▶ **Exercise text**:
It's painfully true that our freedoms have been eroded faster than ever over the past 12 years, but the Conservatives are just as culpable having been a subservient opposition that has failed on a number of occasions to stand up for liberty. When they form the next government (which they seem certain to do) they will have little room for manoeuvre. It will have to be spending cuts and/or higher taxes (obviously higher taxes would only be to service debt rather than expand government further, but you can't trust politicians). What they will need to do is explain why abolishing large swathes of government is the right course, and why society will be vastly improved without them.

Shining a light on public expenditure is not reining in the state. We will no doubt see the black pen of government used again. If the Conservatives really want to rein in the state then they will need to cut spending and cut taxes. They could then re-energize the UK economy and improve government revenues through expansive growth to pay off the accrued debt of Labour's creation. The beast must be starved to set us free, and allow us to never again be the playthings of authoritarian politicians.

But politicians are a breed that have evolved into beings that can't say no, and seek to interfere in all business. They aim to micromanage all, or they fear that they will be accused of being uncaring and out-of-touch. The blame for this though covers us all: the politicians are mostly at fault for neutering us via centralization and we for our blind apathetic allowance for it to occur. Is it a surprise that scepticism arises when a politician says he will roll back the state.

(Stored entries)

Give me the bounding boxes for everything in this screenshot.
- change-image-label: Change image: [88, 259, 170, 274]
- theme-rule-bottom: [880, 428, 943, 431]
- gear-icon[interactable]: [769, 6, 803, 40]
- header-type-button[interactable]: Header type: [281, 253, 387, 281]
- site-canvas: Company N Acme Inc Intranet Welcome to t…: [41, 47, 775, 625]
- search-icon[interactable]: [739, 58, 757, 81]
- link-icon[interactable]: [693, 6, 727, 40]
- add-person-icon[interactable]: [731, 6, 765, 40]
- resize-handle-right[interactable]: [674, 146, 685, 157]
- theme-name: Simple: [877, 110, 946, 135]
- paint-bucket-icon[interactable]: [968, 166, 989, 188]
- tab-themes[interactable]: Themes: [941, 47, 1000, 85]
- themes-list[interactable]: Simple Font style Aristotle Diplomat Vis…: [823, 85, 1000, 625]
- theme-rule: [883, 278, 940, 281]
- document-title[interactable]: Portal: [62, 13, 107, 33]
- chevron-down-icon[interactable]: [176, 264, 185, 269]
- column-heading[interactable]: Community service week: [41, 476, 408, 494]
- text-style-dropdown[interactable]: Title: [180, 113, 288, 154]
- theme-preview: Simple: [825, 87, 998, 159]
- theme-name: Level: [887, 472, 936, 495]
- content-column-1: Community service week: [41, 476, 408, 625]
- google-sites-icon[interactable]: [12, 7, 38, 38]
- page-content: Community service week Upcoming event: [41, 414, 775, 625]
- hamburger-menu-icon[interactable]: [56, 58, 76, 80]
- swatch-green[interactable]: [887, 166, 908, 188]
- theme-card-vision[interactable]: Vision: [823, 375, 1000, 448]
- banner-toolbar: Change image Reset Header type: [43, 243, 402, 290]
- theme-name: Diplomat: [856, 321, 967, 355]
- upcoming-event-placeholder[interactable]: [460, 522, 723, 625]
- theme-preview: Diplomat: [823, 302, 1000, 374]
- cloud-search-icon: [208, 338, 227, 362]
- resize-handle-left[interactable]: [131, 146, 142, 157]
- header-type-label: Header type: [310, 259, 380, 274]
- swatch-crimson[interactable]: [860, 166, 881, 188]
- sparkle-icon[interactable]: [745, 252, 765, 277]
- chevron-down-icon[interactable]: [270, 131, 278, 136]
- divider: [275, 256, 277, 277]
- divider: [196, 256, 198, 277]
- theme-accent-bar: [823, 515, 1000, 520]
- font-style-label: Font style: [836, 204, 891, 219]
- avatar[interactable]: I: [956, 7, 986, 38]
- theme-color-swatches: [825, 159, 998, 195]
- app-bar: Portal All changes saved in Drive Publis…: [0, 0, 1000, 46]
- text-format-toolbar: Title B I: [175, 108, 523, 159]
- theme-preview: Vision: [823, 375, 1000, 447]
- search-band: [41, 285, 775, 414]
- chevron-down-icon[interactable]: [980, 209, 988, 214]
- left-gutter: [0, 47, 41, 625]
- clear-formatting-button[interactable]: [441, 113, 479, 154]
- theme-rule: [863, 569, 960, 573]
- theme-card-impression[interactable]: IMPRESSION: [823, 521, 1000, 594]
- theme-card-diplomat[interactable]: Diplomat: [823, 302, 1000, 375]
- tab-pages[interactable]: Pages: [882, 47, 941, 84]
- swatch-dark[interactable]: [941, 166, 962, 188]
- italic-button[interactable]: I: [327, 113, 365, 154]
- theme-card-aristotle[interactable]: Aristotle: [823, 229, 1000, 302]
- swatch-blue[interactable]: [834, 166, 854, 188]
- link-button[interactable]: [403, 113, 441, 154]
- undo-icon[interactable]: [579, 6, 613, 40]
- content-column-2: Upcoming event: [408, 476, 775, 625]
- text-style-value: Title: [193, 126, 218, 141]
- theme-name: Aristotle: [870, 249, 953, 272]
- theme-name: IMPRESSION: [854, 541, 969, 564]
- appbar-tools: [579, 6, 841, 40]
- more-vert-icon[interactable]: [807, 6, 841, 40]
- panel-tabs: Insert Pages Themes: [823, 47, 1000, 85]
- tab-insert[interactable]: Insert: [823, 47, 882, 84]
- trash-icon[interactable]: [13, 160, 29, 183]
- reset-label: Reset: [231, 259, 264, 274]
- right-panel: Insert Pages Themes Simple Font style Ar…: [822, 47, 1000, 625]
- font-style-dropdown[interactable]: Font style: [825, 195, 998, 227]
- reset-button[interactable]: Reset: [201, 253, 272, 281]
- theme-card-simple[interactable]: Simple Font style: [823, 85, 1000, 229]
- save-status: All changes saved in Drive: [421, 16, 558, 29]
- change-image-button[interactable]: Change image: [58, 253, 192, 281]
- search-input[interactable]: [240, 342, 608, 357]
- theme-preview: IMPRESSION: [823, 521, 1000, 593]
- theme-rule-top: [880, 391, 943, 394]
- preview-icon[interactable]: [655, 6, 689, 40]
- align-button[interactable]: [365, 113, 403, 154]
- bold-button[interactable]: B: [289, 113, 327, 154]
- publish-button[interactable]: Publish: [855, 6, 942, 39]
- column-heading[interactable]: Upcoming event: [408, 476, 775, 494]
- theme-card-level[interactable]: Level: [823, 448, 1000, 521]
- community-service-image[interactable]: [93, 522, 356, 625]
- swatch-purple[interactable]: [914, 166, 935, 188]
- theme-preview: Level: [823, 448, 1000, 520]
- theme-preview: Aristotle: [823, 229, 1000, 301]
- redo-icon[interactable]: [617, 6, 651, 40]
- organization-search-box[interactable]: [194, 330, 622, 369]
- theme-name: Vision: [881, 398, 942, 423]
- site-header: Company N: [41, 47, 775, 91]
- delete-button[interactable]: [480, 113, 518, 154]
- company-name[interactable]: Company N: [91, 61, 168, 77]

▶ **Requirement 1**: Repeat, word for word, everything in the opinion piece on reining in the state from "But politicians are" down to "back the state.".
▶ **Requirement 2**: For each statement, answer yes or no on whether it agrees with the opinion piece on reining in the state, and quote the deciding words: (a) The Conservatives seem certain to form the next government. (b) Shining a light on public expenditure amounts to reining in the state. (c) The blame for politicians' interference falls on politicians alone.

▶ **Output 1**:
But politicians are a breed that have evolved into beings that can't say no, and seek to interfere in all business. They aim to micromanage all, or they fear that they will be accused of being uncaring and out-of-touch. The blame for this though covers us all: the politicians are mostly at fault for neutering us via centralization and we for our blind apathetic allowance for it to occur. Is it a surprise that scepticism arises when a politician says he will roll back the state.

▶ **Output 2**:
(a) Yes: "When they form the next government (which they seem certain to do)"
(b) No: "Shining a light on public expenditure is not reining in the state."
(c) No: "The blame for this though covers us all"